* start *

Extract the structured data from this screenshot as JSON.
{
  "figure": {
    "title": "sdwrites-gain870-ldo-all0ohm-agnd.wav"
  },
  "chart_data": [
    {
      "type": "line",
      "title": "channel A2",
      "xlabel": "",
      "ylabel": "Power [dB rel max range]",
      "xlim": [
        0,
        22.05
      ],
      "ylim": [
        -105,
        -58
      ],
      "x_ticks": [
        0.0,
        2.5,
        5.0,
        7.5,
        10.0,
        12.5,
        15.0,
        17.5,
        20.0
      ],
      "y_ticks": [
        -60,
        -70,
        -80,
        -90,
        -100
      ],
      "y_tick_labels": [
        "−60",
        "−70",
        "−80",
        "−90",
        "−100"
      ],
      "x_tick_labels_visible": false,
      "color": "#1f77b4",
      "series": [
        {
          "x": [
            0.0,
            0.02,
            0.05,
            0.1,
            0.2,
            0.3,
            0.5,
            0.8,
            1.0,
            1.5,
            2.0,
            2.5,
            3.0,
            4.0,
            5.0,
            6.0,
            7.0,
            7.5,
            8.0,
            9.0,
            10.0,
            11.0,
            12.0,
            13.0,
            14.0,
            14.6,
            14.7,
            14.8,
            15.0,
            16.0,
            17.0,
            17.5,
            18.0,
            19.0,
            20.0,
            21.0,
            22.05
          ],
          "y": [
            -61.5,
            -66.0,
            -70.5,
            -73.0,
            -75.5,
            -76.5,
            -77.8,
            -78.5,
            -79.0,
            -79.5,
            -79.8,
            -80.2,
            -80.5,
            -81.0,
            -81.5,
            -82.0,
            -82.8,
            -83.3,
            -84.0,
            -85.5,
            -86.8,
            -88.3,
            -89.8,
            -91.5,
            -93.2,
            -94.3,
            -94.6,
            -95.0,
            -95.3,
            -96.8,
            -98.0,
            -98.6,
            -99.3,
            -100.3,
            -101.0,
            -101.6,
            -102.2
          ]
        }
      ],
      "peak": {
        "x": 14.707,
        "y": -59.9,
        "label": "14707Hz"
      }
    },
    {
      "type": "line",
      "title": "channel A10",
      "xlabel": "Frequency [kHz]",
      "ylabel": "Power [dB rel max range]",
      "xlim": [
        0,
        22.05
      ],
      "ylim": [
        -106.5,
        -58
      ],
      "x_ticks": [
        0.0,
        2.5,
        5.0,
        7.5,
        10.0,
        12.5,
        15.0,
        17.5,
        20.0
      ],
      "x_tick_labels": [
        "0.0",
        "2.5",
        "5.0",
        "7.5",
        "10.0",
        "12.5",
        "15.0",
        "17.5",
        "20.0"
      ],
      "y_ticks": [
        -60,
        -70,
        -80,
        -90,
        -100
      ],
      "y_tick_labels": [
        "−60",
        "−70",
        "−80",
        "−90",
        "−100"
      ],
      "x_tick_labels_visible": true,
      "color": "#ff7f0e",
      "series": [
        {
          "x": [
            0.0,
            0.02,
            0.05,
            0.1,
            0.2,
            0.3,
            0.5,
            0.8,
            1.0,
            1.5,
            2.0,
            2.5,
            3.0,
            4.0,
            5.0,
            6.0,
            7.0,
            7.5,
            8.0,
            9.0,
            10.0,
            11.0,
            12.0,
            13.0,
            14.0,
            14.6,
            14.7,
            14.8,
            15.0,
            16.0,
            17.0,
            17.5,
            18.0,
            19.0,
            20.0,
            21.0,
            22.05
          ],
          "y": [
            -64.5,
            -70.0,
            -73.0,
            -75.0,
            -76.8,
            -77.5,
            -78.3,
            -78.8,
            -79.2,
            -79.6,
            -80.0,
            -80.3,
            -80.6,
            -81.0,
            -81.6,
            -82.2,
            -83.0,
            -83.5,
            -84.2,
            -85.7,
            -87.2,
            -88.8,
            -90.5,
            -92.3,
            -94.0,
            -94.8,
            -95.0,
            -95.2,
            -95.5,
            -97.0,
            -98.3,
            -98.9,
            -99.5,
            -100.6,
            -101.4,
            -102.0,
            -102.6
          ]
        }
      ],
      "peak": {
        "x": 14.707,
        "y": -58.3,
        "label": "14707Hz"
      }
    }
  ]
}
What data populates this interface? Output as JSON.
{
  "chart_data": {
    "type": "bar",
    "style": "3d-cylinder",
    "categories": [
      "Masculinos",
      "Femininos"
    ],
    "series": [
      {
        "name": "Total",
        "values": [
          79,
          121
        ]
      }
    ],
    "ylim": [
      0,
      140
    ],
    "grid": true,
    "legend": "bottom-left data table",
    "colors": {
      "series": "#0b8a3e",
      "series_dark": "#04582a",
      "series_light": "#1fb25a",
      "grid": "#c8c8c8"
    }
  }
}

* end *

# Problem details:
Only the number is wanted: how many lines contain the string "this"?

# Final result:
2